TASK STATEMENT — State the number of lines that hold the string "TOLUCA", with nothing added.

Saved entries:
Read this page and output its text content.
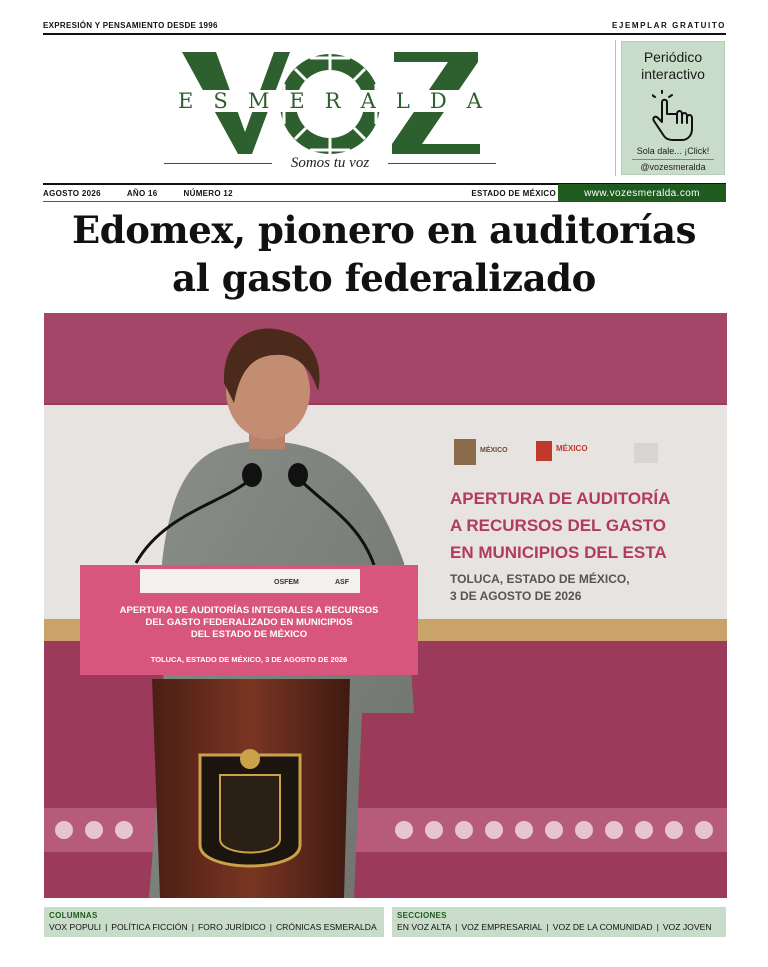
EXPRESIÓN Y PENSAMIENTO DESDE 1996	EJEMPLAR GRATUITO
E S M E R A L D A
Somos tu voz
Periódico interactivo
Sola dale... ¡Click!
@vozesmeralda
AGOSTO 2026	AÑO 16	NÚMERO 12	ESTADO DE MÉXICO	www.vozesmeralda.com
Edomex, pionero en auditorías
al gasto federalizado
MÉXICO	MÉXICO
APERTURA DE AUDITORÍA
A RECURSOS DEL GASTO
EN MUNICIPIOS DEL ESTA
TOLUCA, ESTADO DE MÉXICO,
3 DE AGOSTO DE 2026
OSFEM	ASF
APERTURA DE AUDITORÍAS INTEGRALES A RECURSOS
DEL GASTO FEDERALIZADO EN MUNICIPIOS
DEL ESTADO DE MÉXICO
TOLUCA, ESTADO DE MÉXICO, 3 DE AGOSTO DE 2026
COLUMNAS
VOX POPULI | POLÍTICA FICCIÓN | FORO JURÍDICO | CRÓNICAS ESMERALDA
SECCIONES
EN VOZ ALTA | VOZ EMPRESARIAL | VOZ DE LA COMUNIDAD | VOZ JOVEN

ANSWER TO THE EXERCISE — 2